[Rows from a dataset]
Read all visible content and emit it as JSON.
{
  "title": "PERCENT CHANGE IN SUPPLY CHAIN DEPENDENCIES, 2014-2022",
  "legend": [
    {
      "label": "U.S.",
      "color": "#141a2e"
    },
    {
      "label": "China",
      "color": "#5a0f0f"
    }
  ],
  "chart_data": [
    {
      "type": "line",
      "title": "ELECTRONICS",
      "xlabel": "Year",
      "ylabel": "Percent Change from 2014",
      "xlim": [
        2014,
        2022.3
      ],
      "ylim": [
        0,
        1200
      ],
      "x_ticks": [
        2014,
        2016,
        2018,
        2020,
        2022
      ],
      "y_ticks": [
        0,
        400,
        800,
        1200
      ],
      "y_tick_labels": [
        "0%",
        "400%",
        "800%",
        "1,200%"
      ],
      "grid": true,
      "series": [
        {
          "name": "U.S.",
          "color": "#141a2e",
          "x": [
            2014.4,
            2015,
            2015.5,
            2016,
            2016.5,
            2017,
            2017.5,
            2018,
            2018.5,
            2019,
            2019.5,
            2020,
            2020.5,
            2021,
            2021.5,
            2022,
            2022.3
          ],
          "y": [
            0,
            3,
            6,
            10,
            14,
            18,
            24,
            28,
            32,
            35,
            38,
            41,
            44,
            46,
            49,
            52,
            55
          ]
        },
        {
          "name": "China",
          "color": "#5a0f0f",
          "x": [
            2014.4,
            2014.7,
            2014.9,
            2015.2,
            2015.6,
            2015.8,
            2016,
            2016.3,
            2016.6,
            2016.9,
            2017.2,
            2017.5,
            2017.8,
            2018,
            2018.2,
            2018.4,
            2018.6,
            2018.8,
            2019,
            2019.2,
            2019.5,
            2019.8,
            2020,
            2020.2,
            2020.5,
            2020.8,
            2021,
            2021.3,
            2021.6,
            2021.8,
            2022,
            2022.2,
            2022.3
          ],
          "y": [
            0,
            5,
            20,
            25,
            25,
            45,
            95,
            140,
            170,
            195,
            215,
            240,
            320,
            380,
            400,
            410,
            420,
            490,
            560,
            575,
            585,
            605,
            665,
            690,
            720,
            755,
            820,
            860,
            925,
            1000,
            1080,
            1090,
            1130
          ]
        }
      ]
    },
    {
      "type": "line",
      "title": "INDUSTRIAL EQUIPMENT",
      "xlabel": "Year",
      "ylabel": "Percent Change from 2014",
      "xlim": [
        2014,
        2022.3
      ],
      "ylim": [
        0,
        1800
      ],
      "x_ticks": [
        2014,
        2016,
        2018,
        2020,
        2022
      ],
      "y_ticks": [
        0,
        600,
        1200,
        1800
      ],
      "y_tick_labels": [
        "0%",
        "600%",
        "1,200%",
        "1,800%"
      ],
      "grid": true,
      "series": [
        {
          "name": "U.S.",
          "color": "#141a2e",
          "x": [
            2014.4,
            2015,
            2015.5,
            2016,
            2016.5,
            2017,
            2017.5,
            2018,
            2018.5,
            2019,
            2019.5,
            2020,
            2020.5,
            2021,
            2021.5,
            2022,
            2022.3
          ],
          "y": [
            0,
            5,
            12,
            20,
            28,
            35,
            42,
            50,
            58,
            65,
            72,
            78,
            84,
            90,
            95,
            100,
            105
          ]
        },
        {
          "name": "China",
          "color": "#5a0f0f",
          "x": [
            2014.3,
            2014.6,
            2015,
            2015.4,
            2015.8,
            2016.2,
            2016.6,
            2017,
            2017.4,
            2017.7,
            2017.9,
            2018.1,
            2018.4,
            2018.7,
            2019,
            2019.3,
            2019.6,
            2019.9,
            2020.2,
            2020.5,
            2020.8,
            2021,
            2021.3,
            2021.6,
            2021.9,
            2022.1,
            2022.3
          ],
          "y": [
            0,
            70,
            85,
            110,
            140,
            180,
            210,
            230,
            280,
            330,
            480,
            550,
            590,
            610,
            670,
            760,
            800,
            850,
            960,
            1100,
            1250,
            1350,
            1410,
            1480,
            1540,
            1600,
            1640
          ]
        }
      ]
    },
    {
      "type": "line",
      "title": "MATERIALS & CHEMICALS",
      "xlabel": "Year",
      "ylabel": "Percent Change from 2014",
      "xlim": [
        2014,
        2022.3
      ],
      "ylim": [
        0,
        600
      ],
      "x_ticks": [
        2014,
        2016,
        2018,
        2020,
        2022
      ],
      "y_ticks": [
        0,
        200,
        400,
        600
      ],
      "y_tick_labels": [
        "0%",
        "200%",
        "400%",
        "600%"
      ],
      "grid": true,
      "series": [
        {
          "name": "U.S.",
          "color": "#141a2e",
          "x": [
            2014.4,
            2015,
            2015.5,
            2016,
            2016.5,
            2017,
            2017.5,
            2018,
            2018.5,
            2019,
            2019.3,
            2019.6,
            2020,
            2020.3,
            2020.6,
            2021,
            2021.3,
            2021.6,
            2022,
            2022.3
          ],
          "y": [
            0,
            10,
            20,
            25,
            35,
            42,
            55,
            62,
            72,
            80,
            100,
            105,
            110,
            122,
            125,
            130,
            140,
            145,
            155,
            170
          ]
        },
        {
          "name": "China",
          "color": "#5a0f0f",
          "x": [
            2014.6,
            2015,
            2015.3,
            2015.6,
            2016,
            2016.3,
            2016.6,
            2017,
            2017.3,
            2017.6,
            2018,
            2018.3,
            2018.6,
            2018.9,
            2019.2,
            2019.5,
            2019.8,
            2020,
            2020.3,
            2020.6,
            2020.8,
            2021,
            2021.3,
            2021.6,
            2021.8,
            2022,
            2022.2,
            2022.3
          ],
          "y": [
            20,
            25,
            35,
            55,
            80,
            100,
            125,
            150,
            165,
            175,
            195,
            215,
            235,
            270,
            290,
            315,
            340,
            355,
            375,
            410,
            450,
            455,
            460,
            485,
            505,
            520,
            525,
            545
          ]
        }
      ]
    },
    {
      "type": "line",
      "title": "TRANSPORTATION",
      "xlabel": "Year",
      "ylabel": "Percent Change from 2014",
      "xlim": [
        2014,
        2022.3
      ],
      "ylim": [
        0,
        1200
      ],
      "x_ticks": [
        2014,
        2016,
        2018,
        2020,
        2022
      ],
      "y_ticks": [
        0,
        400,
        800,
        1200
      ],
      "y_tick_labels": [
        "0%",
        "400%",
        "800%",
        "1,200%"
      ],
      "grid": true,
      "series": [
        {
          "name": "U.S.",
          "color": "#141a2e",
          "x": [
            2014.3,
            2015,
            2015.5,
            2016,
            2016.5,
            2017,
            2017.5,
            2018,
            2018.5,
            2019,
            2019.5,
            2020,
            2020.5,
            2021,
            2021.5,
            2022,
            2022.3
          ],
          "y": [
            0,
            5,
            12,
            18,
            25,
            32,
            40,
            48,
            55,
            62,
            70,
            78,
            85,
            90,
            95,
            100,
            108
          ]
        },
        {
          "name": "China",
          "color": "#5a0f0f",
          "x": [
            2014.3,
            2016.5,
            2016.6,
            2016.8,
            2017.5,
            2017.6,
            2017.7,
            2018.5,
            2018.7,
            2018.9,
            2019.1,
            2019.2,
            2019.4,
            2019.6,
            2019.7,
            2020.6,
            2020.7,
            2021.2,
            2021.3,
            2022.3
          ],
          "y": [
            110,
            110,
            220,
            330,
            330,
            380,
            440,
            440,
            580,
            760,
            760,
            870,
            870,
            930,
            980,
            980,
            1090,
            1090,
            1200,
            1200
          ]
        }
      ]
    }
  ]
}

TASK GOAL - Filter the records above for "title" and copy every matching line.

FULL OUTPUT -
  "title": "PERCENT CHANGE IN SUPPLY CHAIN DEPENDENCIES, 2014-2022",
      "title": "ELECTRONICS",
      "title": "INDUSTRIAL EQUIPMENT",
      "title": "MATERIALS & CHEMICALS",
      "title": "TRANSPORTATION",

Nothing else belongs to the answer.